--- start Dataset rows ---

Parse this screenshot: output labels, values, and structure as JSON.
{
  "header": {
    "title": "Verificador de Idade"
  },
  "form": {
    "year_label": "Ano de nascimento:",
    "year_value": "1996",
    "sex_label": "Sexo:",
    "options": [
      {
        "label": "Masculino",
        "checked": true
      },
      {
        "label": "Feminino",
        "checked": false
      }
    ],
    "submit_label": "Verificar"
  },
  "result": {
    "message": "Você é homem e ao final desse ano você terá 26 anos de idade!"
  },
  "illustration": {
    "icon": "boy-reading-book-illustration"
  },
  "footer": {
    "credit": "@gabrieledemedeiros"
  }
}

--- end Dataset rows ---

▶ Task brief:
Reproduce the whole listing word for word.

▶ Output of the exercise:
Parse this screenshot: output labels, values, and structure as JSON.
{
  "header": {
    "title": "Verificador de Idade"
  },
  "form": {
    "year_label": "Ano de nascimento:",
    "year_value": "1996",
    "sex_label": "Sexo:",
    "options": [
      {
        "label": "Masculino",
        "checked": true
      },
      {
        "label": "Feminino",
        "checked": false
      }
    ],
    "submit_label": "Verificar"
  },
  "result": {
    "message": "Você é homem e ao final desse ano você terá 26 anos de idade!"
  },
  "illustration": {
    "icon": "boy-reading-book-illustration"
  },
  "footer": {
    "credit": "@gabrieledemedeiros"
  }
}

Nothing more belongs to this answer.